SHORT TASK
Report each line below that contains the string "chart".

INPUT RECORDS
○ ○ ○ ○ ○

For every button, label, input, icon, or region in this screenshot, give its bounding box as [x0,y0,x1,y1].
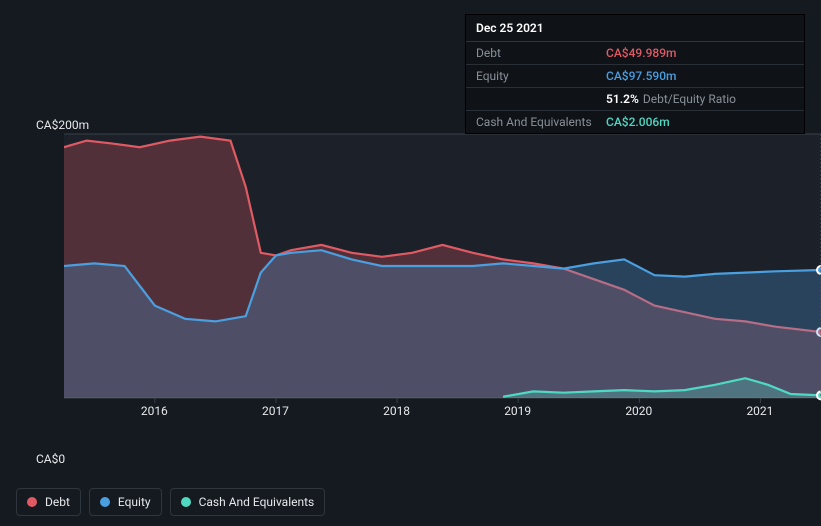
series-end-marker [817,266,821,274]
legend-dot-icon [181,497,191,507]
legend-dot-icon [27,497,37,507]
tooltip-row-value: CA$97.590m [606,69,677,83]
x-axis-tick: 2016 [141,404,168,418]
legend-dot-icon [100,497,110,507]
tooltip-panel: Dec 25 2021 DebtCA$49.989mEquityCA$97.59… [465,14,805,134]
tooltip-row: Cash And EquivalentsCA$2.006m [466,111,804,133]
legend-label: Cash And Equivalents [199,495,315,509]
tooltip-row-label: Equity [476,69,606,83]
x-axis-tick: 2020 [625,404,652,418]
y-axis-bottom-label: CA$0 [36,452,65,466]
tooltip-row-value: CA$2.006m [606,115,670,129]
legend-label: Equity [118,495,151,509]
x-axis-tick: 2017 [262,404,289,418]
tooltip-date: Dec 25 2021 [466,15,804,42]
tooltip-row: EquityCA$97.590m [466,65,804,88]
tooltip-row: 51.2%Debt/Equity Ratio [466,88,804,111]
tooltip-row-label: Cash And Equivalents [476,115,606,129]
tooltip-row-value: CA$49.989m [606,46,677,60]
tooltip-row: DebtCA$49.989m [466,42,804,65]
tooltip-ratio: 51.2%Debt/Equity Ratio [606,92,736,106]
legend-item[interactable]: Debt [16,488,81,516]
x-axis: 2016 2017 2018 2019 2020 2021 [64,404,805,420]
x-axis-tick: 2019 [504,404,531,418]
legend-label: Debt [45,495,70,509]
legend-item[interactable]: Cash And Equivalents [170,488,326,516]
chart-container: Dec 25 2021 DebtCA$49.989mEquityCA$97.59… [0,0,821,526]
series-end-marker [817,391,821,399]
chart-area: CA$200m CA$0 201620172018201920202021 [16,120,805,486]
tooltip-row-label: Debt [476,46,606,60]
x-axis-tick: 2018 [383,404,410,418]
legend: Debt Equity Cash And Equivalents [16,488,325,516]
x-axis-tick: 2021 [746,404,773,418]
legend-item[interactable]: Equity [89,488,162,516]
plot-svg [64,120,821,420]
tooltip-row-label [476,92,606,106]
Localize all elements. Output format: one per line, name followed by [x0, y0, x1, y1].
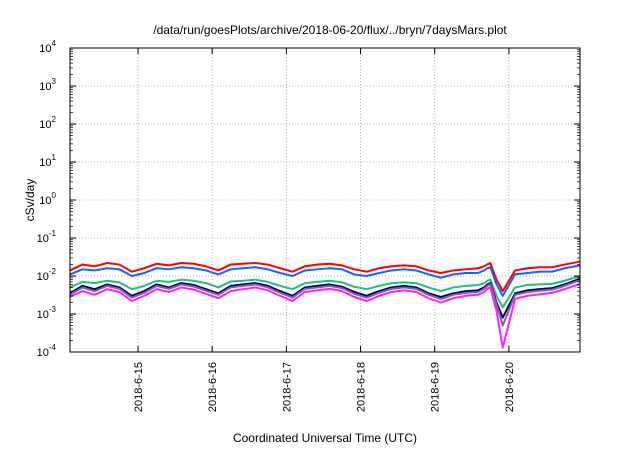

○ ○ ○ ○ ○

WRITTEN RESPONSE
chart-container: Dec 25 2021 DebtCA$49.989mEquityCA$97.59… [0,0,821,526]
chart-area: CA$200m CA$0 201620172018201920202021 [16,120,805,486]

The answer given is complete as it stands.